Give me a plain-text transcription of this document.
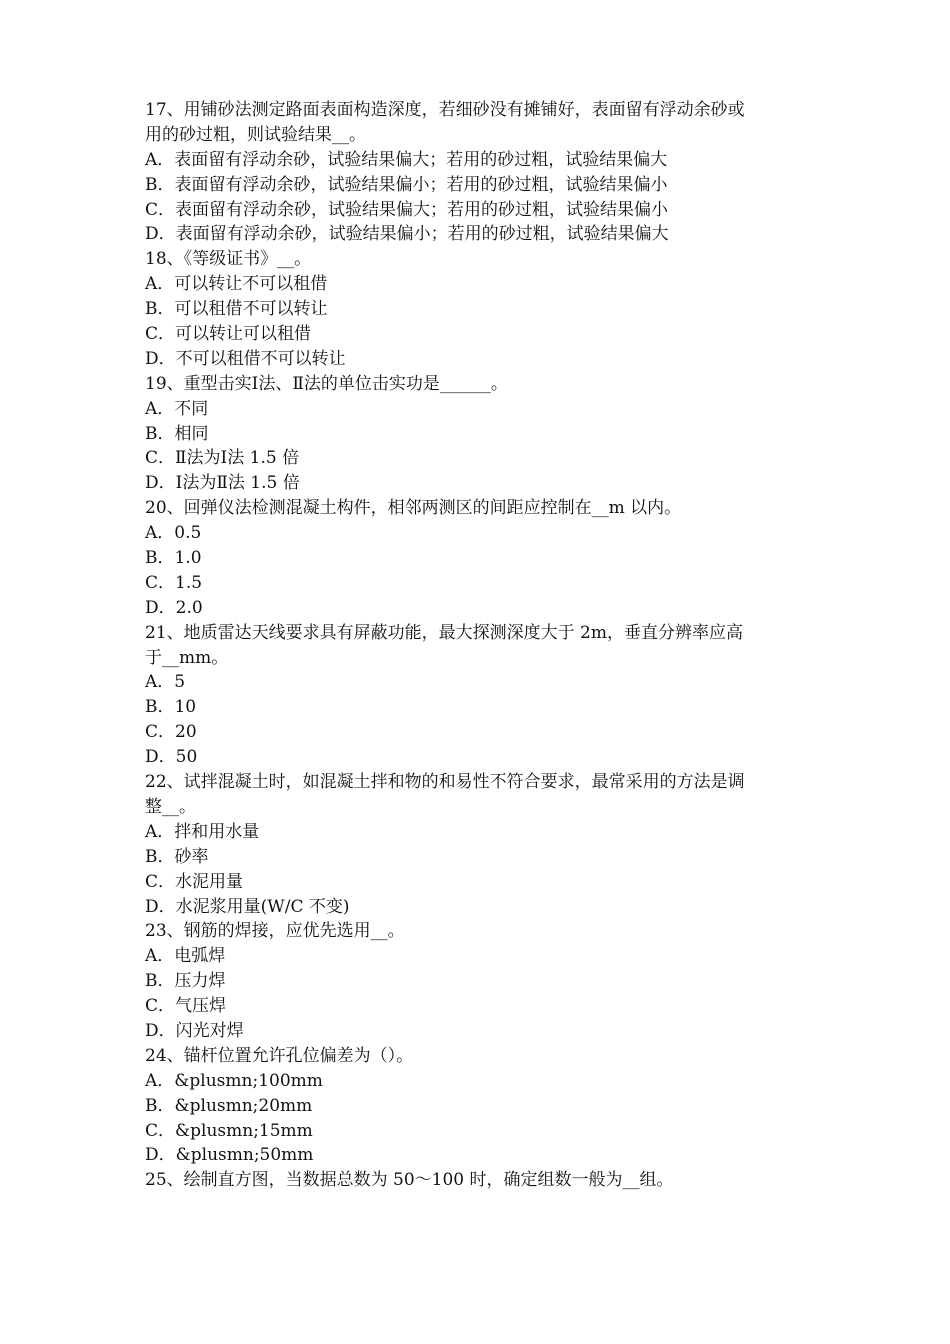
17、用铺砂法测定路面表面构造深度，若细砂没有摊铺好，表面留有浮动余砂或
用的砂过粗，则试验结果__。
A．表面留有浮动余砂，试验结果偏大；若用的砂过粗，试验结果偏大
B．表面留有浮动余砂，试验结果偏小；若用的砂过粗，试验结果偏小
C．表面留有浮动余砂，试验结果偏大；若用的砂过粗，试验结果偏小
D．表面留有浮动余砂，试验结果偏小；若用的砂过粗，试验结果偏大
18、《等级证书》__。
A．可以转让不可以租借
B．可以租借不可以转让
C．可以转让可以租借
D．不可以租借不可以转让
19、重型击实Ⅰ法、Ⅱ法的单位击实功是______。
A．不同
B．相同
C．Ⅱ法为Ⅰ法 1.5 倍
D．Ⅰ法为Ⅱ法 1.5 倍
20、回弹仪法检测混凝土构件，相邻两测区的间距应控制在__m 以内。
A．0.5
B．1.0
C．1.5
D．2.0
21、地质雷达天线要求具有屏蔽功能，最大探测深度大于 2m，垂直分辨率应高
于__mm。
A．5
B．10
C．20
D．50
22、试拌混凝土时，如混凝土拌和物的和易性不符合要求，最常采用的方法是调
整__。
A．拌和用水量
B．砂率
C．水泥用量
D．水泥浆用量(W/C 不变)
23、钢筋的焊接，应优先选用__。
A．电弧焊
B．压力焊
C．气压焊
D．闪光对焊
24、锚杆位置允许孔位偏差为（）。
A．&plusmn;100mm
B．&plusmn;20mm
C．&plusmn;15mm
D．&plusmn;50mm
25、绘制直方图，当数据总数为 50～100 时，确定组数一般为__组。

Work to be completed :: Tally up the lines holding the string "若用的砂过粗" in this listing, and report the total alone.

The response :: 4